··· TEXTO EXTRAÍDO

Hay hombres que a través de su vida van tomando conciencia de su inmortalidad histórica. De algún modo, estos hombres se saben protagonistas de una cierta épica que los trasciende. Diríase que tales figuras adquieren la pátina broncínea que convierte sus gestos y palabras en verdaderos ecos simbólicos que resuenan en otra parte y destinados a inscribirse, por derecho propio, en la mitología de sus pueblos. Así, los héroes de la antigüedad, así nuestros próceres de la Independencia, así, el presidente Salvador Allende.
La muerte misma aparece como un trámite, sangriento, es cierto, pero insignificante frente a la grandeza espiritual de quien la enfrenta en nombre de un sueño justo. Frente a la hora final, absoluta y definitiva, el gran hombre entona el único canto que le está permitido, aquel que dignifica su gesta para siempre. Se trata de consagrar en un presente ignominioso, la palabra simiente que se profiere más allá de la historia, el símbolo meta histórico que animará a muchas generaciones futuras. Las últimas palabras del presidente Allende perviven hasta hoy como denuncia y reclamo, como promesa y destino.

······

# RETO 1
Repite sin cambiar nada el texto sobre Allende, desde "Hay hombres que" hasta "presidente Salvador Allende.".

··· MATERIAL

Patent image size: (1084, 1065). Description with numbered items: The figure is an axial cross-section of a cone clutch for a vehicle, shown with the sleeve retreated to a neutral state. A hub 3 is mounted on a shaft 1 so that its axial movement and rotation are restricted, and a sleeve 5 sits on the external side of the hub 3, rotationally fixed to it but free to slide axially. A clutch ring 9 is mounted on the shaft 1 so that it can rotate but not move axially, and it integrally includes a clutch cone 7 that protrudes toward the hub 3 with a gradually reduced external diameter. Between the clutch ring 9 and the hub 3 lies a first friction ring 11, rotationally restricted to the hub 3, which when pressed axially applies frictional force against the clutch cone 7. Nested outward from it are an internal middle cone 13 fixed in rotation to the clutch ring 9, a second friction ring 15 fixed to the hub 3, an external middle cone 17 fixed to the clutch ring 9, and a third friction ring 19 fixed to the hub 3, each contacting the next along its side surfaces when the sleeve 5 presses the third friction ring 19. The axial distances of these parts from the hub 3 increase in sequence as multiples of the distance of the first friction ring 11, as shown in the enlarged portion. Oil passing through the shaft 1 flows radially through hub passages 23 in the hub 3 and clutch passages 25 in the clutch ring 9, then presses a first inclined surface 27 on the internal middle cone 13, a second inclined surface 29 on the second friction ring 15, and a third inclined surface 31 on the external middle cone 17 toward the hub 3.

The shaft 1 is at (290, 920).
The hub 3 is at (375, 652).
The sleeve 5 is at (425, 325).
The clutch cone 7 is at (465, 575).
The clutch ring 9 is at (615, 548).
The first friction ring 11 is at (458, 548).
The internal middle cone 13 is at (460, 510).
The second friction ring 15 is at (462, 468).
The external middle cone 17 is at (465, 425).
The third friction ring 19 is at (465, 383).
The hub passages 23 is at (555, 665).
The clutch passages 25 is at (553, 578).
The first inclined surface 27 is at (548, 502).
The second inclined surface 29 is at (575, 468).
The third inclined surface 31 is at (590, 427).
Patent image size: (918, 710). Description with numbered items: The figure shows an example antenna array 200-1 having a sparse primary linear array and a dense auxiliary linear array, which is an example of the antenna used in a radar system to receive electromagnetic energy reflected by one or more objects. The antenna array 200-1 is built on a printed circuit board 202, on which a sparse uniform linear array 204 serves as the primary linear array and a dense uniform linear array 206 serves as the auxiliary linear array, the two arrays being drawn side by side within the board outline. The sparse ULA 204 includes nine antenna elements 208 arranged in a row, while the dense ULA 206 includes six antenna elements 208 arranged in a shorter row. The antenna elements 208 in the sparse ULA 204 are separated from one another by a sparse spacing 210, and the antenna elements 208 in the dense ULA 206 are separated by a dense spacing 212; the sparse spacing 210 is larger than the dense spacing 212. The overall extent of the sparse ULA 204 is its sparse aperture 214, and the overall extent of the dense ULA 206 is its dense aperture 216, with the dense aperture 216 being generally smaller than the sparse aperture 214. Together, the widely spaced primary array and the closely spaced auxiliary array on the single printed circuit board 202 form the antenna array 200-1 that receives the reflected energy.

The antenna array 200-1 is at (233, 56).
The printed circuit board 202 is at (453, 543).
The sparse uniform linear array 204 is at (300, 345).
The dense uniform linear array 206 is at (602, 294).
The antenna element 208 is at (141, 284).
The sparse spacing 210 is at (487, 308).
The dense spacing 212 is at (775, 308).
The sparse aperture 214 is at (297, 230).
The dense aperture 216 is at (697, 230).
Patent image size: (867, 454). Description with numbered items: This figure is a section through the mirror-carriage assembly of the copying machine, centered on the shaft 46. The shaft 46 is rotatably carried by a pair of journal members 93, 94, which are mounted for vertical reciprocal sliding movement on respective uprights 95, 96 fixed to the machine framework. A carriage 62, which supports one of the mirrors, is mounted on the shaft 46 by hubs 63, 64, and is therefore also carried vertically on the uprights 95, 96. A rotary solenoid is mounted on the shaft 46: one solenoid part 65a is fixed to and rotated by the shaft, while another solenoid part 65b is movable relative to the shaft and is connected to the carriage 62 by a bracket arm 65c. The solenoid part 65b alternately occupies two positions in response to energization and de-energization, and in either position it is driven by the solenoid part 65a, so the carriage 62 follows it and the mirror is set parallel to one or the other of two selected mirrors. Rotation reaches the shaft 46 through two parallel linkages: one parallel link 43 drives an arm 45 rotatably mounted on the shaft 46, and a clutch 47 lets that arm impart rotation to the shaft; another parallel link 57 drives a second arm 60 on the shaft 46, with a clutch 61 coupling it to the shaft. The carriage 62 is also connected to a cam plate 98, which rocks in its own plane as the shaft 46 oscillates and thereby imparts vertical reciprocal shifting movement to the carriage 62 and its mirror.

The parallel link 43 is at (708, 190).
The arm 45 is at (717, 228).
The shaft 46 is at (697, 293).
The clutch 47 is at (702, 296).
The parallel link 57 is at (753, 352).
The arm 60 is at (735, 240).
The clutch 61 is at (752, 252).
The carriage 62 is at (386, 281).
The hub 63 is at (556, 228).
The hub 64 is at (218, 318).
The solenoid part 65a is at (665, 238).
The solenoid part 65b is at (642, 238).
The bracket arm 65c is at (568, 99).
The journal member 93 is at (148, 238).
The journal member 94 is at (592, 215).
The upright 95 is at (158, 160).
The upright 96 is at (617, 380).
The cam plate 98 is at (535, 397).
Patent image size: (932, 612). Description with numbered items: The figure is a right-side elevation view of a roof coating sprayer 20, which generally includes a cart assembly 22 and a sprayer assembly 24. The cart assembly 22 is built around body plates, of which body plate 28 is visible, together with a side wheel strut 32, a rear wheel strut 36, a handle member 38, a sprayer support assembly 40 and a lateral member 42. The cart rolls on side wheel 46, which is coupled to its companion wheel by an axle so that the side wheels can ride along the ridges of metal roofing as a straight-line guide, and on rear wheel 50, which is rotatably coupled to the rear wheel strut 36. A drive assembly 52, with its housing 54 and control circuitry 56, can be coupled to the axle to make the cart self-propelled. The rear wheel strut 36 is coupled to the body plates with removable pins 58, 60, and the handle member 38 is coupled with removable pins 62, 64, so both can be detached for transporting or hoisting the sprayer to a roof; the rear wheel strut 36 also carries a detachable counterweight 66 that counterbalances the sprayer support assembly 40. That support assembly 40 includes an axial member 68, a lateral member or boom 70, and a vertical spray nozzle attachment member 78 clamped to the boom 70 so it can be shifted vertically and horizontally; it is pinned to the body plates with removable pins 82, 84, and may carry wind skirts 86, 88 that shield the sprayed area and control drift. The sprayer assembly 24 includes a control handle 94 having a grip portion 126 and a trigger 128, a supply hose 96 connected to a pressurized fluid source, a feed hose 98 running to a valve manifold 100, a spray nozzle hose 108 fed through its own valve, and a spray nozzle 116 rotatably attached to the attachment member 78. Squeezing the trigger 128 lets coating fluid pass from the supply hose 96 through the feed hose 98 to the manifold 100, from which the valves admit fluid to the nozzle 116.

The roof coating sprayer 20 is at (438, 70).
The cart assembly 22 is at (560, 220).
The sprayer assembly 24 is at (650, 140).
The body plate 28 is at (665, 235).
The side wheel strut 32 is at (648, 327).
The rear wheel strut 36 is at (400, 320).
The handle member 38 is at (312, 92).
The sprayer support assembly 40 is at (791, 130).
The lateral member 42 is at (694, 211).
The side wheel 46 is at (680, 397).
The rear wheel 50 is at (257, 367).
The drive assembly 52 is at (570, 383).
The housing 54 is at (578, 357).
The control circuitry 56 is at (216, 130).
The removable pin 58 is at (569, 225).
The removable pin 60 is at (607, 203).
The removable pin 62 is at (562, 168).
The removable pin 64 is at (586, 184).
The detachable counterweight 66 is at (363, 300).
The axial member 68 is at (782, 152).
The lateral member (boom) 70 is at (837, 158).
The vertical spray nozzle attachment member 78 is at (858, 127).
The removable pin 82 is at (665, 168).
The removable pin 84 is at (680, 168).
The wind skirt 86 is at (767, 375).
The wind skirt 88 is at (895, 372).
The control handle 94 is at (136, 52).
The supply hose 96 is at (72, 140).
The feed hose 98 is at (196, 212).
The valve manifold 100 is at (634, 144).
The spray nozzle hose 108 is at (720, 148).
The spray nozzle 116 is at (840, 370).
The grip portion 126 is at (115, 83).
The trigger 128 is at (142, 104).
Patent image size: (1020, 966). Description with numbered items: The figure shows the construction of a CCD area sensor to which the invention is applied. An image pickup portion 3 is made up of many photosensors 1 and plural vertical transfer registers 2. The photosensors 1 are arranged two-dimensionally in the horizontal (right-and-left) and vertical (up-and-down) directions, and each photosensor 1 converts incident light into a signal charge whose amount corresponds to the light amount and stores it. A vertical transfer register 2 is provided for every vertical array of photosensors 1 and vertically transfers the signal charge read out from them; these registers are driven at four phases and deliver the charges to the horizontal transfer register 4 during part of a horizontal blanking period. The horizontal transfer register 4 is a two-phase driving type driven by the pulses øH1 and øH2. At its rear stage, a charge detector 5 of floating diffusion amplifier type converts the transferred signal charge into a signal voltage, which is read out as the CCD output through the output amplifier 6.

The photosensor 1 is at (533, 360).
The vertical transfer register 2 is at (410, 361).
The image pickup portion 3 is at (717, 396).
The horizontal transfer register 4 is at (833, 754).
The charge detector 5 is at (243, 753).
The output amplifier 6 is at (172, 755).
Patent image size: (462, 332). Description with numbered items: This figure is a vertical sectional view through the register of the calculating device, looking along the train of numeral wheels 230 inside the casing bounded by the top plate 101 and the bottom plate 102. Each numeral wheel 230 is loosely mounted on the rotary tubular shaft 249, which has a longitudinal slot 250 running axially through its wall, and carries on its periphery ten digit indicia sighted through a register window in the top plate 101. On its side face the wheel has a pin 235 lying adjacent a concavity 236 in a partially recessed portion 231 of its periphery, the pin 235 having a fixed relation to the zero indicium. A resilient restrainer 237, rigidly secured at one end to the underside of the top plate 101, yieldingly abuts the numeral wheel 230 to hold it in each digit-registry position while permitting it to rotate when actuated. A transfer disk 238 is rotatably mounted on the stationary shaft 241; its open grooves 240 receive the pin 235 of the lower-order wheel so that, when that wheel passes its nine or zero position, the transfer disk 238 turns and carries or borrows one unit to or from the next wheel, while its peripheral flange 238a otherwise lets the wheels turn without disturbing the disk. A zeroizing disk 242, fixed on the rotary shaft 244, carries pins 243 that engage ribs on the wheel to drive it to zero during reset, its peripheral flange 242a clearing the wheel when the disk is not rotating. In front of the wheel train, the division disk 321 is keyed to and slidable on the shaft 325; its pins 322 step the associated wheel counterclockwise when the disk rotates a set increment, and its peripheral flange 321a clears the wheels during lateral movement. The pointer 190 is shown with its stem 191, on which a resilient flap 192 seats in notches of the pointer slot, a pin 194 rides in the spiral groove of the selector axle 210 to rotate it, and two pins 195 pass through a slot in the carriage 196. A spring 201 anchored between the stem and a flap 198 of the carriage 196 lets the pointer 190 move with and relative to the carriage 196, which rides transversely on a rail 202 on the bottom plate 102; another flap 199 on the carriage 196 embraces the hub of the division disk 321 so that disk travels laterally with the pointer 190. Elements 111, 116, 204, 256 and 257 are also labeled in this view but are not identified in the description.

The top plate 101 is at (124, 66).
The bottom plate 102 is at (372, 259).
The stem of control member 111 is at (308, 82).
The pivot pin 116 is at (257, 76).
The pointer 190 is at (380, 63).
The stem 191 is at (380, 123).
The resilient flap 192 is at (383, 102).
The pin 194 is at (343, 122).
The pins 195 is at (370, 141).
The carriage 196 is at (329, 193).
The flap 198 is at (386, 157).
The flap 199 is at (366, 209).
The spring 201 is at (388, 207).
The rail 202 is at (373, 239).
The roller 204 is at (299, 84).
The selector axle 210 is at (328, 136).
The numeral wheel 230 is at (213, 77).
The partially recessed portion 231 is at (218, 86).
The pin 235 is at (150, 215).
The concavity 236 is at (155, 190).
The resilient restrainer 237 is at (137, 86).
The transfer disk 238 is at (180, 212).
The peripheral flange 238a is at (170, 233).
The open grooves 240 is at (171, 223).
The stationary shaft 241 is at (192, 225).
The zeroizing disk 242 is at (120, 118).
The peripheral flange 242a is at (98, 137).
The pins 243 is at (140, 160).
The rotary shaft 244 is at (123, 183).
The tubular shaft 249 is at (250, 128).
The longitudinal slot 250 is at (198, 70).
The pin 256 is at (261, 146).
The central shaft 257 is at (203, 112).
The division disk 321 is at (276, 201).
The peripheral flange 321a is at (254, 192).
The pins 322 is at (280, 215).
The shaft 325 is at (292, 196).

······

# RETO 2
Saca del listado cada línea que contenga la palabra "body".

# RESPUESTA COMPLETA 1
Hay hombres que a través de su vida van tomando conciencia de su inmortalidad histórica. De algún modo, estos hombres se saben protagonistas de una cierta épica que los trasciende. Diríase que tales figuras adquieren la pátina broncínea que convierte sus gestos y palabras en verdaderos ecos simbólicos que resuenan en otra parte y destinados a inscribirse, por derecho propio, en la mitología de sus pueblos. Así, los héroes de la antigüedad, así nuestros próceres de la Independencia, así, el presidente Salvador Allende.

# RESPUESTA COMPLETA 2
Patent image size: (932, 612). Description with numbered items: The figure is a right-side elevation view of a roof coating sprayer 20, which generally includes a cart assembly 22 and a sprayer assembly 24. The cart assembly 22 is built around body plates, of which body plate 28 is visible, together with a side wheel strut 32, a rear wheel strut 36, a handle member 38, a sprayer support assembly 40 and a lateral member 42. The cart rolls on side wheel 46, which is coupled to its companion wheel by an axle so that the side wheels can ride along the ridges of metal roofing as a straight-line guide, and on rear wheel 50, which is rotatably coupled to the rear wheel strut 36. A drive assembly 52, with its housing 54 and control circuitry 56, can be coupled to the axle to make the cart self-propelled. The rear wheel strut 36 is coupled to the body plates with removable pins 58, 60, and the handle member 38 is coupled with removable pins 62, 64, so both can be detached for transporting or hoisting the sprayer to a roof; the rear wheel strut 36 also carries a detachable counterweight 66 that counterbalances the sprayer support assembly 40. That support assembly 40 includes an axial member 68, a lateral member or boom 70, and a vertical spray nozzle attachment member 78 clamped to the boom 70 so it can be shifted vertically and horizontally; it is pinned to the body plates with removable pins 82, 84, and may carry wind skirts 86, 88 that shield the sprayed area and control drift. The sprayer assembly 24 includes a control handle 94 having a grip portion 126 and a trigger 128, a supply hose 96 connected to a pressurized fluid source, a feed hose 98 running to a valve manifold 100, a spray nozzle hose 108 fed through its own valve, and a spray nozzle 116 rotatably attached to the attachment member 78. Squeezing the trigger 128 lets coating fluid pass from the supply hose 96 through the feed hose 98 to the manifold 100, from which the valves admit fluid to the nozzle 116.
The body plate 28 is at (665, 235).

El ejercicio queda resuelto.